Problem statement
Output every line of the material exactly, omitting images.

== Extracted information ==

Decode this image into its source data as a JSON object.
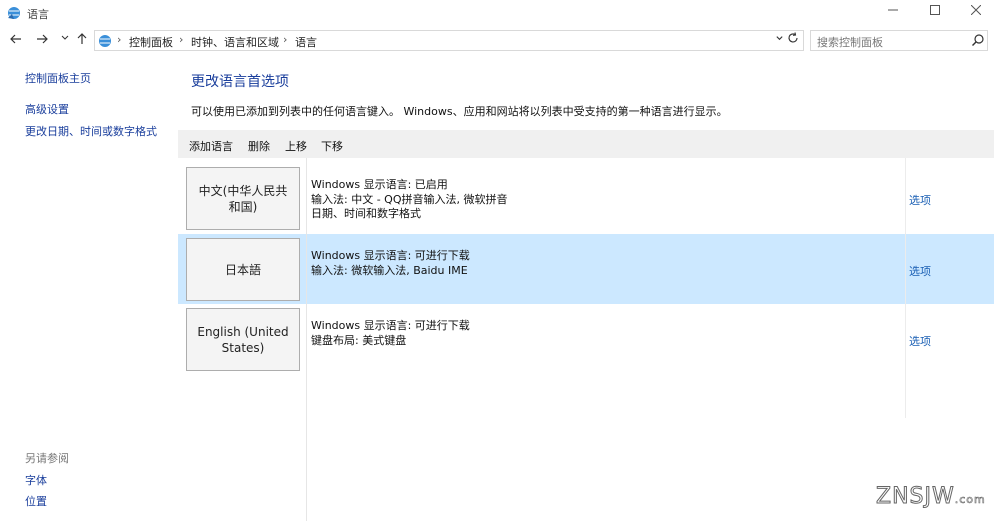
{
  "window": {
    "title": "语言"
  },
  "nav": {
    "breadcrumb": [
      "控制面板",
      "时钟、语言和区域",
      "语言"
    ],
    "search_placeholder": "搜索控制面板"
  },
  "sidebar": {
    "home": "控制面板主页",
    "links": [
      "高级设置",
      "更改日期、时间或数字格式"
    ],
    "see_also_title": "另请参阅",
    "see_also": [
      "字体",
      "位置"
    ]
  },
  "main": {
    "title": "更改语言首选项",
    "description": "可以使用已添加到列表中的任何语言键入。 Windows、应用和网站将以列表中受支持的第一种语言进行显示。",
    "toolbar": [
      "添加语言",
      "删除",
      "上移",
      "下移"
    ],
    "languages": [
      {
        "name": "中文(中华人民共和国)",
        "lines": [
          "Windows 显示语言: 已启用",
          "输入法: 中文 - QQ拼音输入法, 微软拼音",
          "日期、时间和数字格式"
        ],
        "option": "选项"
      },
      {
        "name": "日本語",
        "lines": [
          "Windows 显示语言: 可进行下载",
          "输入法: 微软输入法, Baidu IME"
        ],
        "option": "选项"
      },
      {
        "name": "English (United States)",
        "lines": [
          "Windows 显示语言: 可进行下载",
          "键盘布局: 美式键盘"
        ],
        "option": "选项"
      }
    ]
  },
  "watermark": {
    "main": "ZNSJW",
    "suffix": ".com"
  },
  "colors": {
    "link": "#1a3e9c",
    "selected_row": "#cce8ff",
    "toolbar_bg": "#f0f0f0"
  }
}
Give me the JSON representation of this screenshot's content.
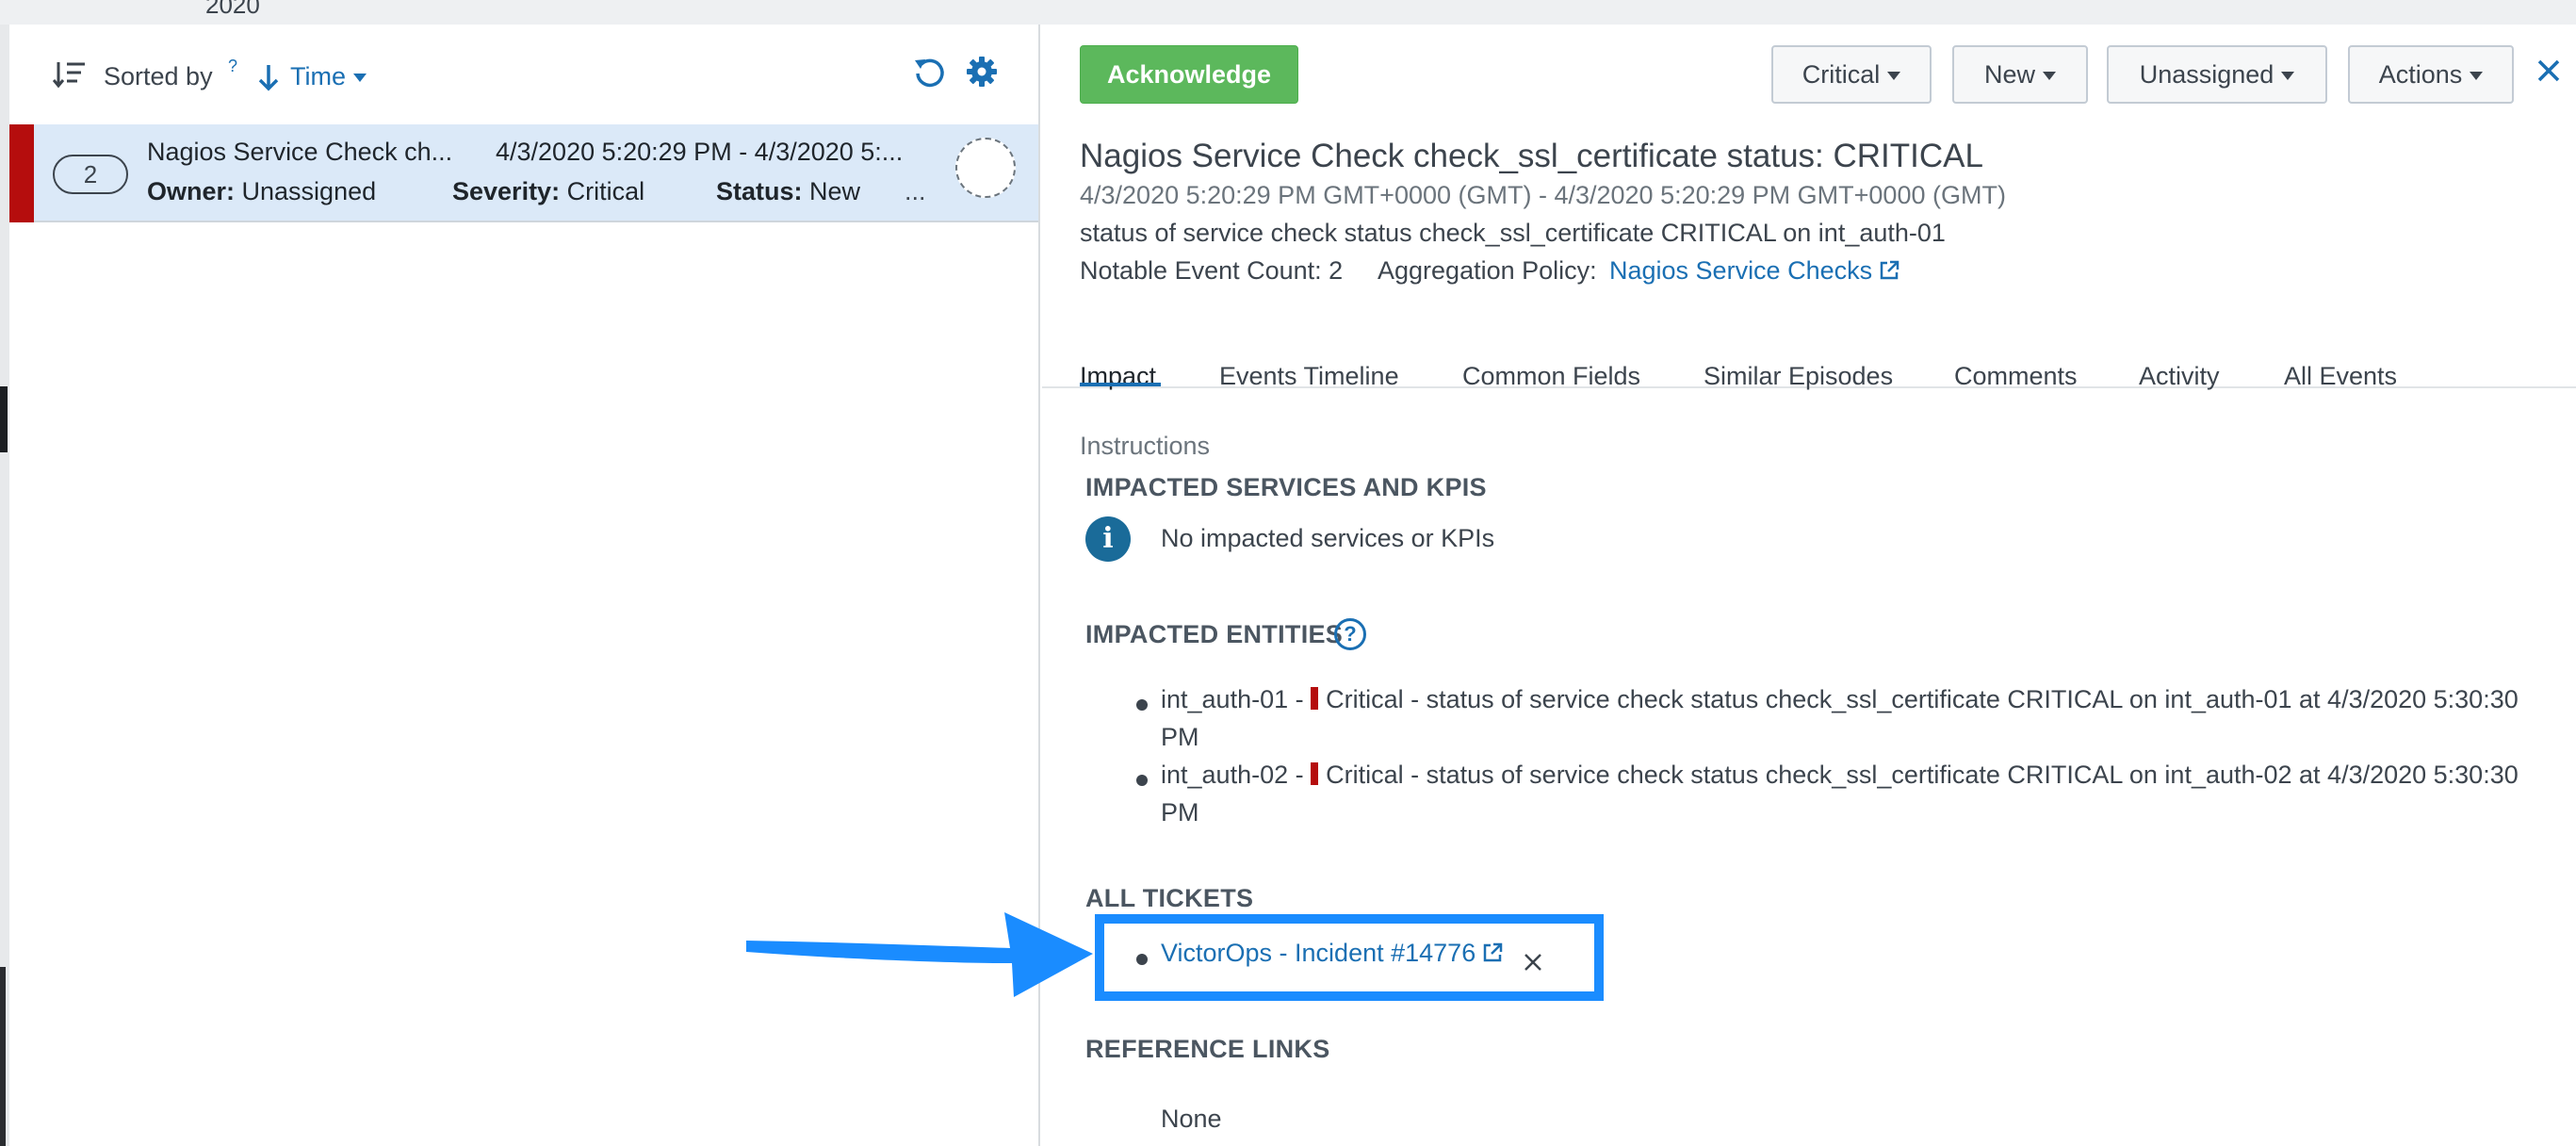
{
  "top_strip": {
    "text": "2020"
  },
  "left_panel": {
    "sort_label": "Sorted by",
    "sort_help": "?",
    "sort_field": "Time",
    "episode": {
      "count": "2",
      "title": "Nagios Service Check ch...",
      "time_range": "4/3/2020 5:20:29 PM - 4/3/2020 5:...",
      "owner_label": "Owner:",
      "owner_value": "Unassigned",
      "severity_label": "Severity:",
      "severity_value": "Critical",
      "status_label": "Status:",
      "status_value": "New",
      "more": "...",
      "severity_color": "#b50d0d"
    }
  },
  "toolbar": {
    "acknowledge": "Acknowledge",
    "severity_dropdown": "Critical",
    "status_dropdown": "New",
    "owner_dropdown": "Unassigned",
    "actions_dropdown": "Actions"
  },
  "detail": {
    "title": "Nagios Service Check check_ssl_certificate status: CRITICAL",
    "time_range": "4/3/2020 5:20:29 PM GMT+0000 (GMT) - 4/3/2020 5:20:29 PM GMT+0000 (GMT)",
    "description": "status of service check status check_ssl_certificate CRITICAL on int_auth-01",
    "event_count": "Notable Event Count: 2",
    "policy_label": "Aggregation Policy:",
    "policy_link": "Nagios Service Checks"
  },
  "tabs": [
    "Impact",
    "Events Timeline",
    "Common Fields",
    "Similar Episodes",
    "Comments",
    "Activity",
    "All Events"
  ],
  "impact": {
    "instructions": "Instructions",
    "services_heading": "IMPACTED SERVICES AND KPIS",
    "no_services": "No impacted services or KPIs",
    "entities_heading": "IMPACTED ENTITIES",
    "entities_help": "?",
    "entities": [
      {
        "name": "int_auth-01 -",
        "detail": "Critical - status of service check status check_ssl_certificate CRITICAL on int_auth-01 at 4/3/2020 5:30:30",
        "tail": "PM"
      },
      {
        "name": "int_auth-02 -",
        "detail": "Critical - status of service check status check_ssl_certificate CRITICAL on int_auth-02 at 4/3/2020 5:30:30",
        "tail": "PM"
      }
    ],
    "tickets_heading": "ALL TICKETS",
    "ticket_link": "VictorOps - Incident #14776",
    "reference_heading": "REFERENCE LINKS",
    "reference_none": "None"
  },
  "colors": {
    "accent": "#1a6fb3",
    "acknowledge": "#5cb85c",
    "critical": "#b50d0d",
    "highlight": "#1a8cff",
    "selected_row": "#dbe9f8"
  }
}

===

Finished exercise
Decode this image into its source data as a JSON object.
{
  "window": {
    "title": "语言"
  },
  "nav": {
    "breadcrumb": [
      "控制面板",
      "时钟、语言和区域",
      "语言"
    ],
    "search_placeholder": "搜索控制面板"
  },
  "sidebar": {
    "home": "控制面板主页",
    "links": [
      "高级设置",
      "更改日期、时间或数字格式"
    ],
    "see_also_title": "另请参阅",
    "see_also": [
      "字体",
      "位置"
    ]
  },
  "main": {
    "title": "更改语言首选项",
    "description": "可以使用已添加到列表中的任何语言键入。 Windows、应用和网站将以列表中受支持的第一种语言进行显示。",
    "toolbar": [
      "添加语言",
      "删除",
      "上移",
      "下移"
    ],
    "languages": [
      {
        "name": "中文(中华人民共和国)",
        "lines": [
          "Windows 显示语言: 已启用",
          "输入法: 中文 - QQ拼音输入法, 微软拼音",
          "日期、时间和数字格式"
        ],
        "option": "选项"
      },
      {
        "name": "日本語",
        "lines": [
          "Windows 显示语言: 可进行下载",
          "输入法: 微软输入法, Baidu IME"
        ],
        "option": "选项"
      },
      {
        "name": "English (United States)",
        "lines": [
          "Windows 显示语言: 可进行下载",
          "键盘布局: 美式键盘"
        ],
        "option": "选项"
      }
    ]
  },
  "watermark": {
    "main": "ZNSJW",
    "suffix": ".com"
  },
  "colors": {
    "link": "#1a3e9c",
    "selected_row": "#cce8ff",
    "toolbar_bg": "#f0f0f0"
  }
}
Give me the JSON representation of this screenshot's content.
{
  "top_strip": {
    "text": "2020"
  },
  "left_panel": {
    "sort_label": "Sorted by",
    "sort_help": "?",
    "sort_field": "Time",
    "episode": {
      "count": "2",
      "title": "Nagios Service Check ch...",
      "time_range": "4/3/2020 5:20:29 PM - 4/3/2020 5:...",
      "owner_label": "Owner:",
      "owner_value": "Unassigned",
      "severity_label": "Severity:",
      "severity_value": "Critical",
      "status_label": "Status:",
      "status_value": "New",
      "more": "...",
      "severity_color": "#b50d0d"
    }
  },
  "toolbar": {
    "acknowledge": "Acknowledge",
    "severity_dropdown": "Critical",
    "status_dropdown": "New",
    "owner_dropdown": "Unassigned",
    "actions_dropdown": "Actions"
  },
  "detail": {
    "title": "Nagios Service Check check_ssl_certificate status: CRITICAL",
    "time_range": "4/3/2020 5:20:29 PM GMT+0000 (GMT) - 4/3/2020 5:20:29 PM GMT+0000 (GMT)",
    "description": "status of service check status check_ssl_certificate CRITICAL on int_auth-01",
    "event_count": "Notable Event Count: 2",
    "policy_label": "Aggregation Policy:",
    "policy_link": "Nagios Service Checks"
  },
  "tabs": [
    "Impact",
    "Events Timeline",
    "Common Fields",
    "Similar Episodes",
    "Comments",
    "Activity",
    "All Events"
  ],
  "impact": {
    "instructions": "Instructions",
    "services_heading": "IMPACTED SERVICES AND KPIS",
    "no_services": "No impacted services or KPIs",
    "entities_heading": "IMPACTED ENTITIES",
    "entities_help": "?",
    "entities": [
      {
        "name": "int_auth-01 -",
        "detail": "Critical - status of service check status check_ssl_certificate CRITICAL on int_auth-01 at 4/3/2020 5:30:30",
        "tail": "PM"
      },
      {
        "name": "int_auth-02 -",
        "detail": "Critical - status of service check status check_ssl_certificate CRITICAL on int_auth-02 at 4/3/2020 5:30:30",
        "tail": "PM"
      }
    ],
    "tickets_heading": "ALL TICKETS",
    "ticket_link": "VictorOps - Incident #14776",
    "reference_heading": "REFERENCE LINKS",
    "reference_none": "None"
  },
  "colors": {
    "accent": "#1a6fb3",
    "acknowledge": "#5cb85c",
    "critical": "#b50d0d",
    "highlight": "#1a8cff",
    "selected_row": "#dbe9f8"
  }
}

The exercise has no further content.